- PROBLEM DESCRIPTION -
From the listing below, extract every line in which the word "Muutokset" appears.

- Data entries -
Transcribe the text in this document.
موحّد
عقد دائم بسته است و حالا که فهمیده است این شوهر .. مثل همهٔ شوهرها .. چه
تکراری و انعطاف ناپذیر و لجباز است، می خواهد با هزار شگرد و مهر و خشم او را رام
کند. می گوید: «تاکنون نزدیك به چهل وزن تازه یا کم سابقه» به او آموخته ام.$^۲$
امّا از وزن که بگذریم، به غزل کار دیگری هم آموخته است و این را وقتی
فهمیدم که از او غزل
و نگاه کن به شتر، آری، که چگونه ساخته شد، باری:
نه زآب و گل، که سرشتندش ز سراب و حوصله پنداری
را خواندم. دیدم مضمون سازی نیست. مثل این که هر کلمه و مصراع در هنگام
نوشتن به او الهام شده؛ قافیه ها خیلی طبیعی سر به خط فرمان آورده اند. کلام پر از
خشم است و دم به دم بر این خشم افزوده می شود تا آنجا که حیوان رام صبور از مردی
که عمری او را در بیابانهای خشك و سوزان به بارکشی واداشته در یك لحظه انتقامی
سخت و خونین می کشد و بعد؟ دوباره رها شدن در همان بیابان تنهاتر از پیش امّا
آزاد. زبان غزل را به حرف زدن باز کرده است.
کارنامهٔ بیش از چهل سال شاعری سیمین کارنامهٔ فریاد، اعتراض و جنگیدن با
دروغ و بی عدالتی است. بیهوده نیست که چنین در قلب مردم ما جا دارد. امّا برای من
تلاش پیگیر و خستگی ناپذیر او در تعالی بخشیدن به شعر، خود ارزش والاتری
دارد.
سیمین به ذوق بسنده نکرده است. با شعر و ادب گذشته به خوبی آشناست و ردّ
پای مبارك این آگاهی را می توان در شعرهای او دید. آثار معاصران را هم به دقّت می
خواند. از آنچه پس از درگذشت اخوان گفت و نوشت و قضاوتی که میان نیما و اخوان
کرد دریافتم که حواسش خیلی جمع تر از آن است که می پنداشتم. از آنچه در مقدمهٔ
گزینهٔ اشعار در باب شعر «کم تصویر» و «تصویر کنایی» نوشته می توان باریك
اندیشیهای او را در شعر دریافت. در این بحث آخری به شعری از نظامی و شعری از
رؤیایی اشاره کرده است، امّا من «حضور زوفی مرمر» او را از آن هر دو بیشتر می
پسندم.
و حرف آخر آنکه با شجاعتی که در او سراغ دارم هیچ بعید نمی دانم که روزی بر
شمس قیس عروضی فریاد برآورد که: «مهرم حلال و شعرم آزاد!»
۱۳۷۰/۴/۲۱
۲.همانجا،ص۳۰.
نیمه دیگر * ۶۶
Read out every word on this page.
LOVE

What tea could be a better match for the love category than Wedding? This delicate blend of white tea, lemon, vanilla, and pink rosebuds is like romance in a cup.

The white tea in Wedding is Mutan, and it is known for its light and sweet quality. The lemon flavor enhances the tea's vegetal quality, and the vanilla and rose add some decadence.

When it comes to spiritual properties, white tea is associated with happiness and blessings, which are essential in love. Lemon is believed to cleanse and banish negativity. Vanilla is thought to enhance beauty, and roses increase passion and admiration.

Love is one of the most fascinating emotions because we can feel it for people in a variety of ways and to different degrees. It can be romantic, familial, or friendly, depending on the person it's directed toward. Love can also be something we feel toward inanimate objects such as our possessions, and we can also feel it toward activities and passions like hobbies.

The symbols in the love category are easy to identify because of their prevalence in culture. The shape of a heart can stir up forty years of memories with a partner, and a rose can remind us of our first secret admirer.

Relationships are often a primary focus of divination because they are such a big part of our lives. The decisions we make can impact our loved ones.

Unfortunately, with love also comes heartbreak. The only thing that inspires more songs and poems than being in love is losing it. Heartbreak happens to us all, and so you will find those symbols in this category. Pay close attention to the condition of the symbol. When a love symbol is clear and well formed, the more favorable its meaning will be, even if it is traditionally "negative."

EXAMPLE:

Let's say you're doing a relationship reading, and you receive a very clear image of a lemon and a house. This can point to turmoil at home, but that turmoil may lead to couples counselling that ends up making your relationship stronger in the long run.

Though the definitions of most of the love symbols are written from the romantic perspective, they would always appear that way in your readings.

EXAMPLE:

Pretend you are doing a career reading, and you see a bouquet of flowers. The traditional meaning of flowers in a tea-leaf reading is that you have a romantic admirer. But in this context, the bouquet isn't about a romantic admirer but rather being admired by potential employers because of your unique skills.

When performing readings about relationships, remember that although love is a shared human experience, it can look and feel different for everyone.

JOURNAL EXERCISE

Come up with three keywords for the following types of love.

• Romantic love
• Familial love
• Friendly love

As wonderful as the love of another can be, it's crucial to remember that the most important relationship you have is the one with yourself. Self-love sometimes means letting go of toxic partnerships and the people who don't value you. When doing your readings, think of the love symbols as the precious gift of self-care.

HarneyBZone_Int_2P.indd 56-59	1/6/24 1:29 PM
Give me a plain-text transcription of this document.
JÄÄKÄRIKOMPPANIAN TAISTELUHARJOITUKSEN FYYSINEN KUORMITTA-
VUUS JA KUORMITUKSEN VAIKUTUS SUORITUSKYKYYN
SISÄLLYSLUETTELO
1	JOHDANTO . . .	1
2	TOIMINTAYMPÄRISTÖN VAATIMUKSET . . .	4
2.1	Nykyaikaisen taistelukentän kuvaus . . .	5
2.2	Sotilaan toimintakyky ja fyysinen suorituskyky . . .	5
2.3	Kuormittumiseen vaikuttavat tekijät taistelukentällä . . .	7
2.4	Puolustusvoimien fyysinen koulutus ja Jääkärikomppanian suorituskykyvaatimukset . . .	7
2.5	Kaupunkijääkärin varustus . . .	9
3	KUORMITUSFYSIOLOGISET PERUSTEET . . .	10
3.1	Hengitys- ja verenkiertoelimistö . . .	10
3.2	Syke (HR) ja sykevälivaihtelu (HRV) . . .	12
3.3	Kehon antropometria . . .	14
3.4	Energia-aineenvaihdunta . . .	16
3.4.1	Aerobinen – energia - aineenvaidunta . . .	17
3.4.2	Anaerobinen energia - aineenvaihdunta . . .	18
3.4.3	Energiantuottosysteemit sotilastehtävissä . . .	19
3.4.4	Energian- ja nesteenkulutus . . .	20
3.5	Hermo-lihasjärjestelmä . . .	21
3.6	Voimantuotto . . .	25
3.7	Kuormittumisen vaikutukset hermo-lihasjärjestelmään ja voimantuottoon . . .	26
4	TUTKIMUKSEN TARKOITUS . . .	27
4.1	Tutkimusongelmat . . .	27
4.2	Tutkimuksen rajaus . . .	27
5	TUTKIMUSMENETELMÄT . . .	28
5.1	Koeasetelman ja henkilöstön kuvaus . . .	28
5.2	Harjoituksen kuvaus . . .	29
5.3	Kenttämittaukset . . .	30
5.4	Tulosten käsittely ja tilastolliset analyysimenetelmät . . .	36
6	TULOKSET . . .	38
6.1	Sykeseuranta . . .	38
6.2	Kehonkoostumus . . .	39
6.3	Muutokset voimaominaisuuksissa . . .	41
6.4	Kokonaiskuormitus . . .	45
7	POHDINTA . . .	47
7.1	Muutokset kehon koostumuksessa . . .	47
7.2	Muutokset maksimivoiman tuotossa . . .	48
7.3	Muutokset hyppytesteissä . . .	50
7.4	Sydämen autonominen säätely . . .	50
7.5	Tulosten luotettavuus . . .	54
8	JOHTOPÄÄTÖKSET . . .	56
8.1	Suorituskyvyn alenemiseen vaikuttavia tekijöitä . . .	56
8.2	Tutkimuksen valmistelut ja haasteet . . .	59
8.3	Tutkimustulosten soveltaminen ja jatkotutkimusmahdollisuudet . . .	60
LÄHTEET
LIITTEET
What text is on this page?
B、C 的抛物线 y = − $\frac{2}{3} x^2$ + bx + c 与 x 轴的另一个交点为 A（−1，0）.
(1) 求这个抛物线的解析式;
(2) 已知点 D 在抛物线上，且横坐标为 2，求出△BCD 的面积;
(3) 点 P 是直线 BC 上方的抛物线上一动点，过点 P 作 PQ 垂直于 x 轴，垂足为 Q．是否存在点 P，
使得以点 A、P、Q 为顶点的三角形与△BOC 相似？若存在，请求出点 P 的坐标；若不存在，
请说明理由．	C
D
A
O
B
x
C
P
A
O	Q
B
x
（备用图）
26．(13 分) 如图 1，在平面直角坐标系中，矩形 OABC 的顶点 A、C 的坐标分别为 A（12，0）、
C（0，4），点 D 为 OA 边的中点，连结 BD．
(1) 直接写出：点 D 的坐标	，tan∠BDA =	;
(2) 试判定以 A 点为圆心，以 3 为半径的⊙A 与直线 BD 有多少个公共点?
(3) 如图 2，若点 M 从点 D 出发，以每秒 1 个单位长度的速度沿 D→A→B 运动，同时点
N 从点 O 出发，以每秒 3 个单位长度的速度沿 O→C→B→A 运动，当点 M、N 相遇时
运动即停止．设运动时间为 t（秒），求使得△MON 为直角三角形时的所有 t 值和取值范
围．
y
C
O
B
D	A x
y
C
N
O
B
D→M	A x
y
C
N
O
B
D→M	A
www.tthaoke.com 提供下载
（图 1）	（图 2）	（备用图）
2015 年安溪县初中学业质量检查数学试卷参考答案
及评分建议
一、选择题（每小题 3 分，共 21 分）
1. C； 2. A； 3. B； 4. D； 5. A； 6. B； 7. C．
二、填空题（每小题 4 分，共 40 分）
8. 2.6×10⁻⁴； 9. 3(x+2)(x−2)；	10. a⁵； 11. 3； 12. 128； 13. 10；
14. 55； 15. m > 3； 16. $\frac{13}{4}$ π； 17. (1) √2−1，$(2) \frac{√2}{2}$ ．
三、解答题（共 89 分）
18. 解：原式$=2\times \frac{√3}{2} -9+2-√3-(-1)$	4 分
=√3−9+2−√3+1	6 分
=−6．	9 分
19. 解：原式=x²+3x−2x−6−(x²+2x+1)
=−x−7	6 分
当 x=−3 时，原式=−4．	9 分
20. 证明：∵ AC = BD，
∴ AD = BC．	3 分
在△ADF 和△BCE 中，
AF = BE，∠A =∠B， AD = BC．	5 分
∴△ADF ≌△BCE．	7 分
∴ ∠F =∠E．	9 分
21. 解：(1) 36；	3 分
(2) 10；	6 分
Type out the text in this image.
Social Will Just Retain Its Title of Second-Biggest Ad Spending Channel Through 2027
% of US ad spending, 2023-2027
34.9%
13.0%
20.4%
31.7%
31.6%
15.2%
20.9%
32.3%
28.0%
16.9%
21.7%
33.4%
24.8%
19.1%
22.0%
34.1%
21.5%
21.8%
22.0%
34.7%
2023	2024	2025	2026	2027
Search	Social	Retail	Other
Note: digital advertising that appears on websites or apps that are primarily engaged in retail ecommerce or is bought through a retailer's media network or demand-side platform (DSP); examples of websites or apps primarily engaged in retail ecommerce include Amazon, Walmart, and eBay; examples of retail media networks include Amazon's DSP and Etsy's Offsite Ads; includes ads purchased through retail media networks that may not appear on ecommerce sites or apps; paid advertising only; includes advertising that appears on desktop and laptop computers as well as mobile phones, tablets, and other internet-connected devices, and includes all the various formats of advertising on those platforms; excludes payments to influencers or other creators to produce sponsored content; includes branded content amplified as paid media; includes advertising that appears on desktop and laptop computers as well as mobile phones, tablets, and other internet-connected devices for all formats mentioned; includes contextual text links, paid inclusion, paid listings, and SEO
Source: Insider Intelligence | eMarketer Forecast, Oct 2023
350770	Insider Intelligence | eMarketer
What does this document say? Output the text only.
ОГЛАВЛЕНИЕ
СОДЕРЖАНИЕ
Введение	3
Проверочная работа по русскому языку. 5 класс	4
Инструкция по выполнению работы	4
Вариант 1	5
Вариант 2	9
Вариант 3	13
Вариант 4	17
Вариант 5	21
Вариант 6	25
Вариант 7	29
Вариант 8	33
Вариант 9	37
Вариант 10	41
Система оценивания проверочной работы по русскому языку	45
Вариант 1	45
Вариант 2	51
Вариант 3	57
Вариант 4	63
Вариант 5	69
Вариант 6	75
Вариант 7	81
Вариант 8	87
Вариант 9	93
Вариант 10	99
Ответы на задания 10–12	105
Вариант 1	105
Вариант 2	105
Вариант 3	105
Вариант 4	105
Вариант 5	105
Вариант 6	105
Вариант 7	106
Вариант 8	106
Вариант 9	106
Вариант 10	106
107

- CORRECT RESULT -
6.3	Muutokset voimaominaisuuksissa . . .	41
7.1	Muutokset kehon koostumuksessa . . .	47
7.2	Muutokset maksimivoiman tuotossa . . .	48
7.3	Muutokset hyppytesteissä . . .	50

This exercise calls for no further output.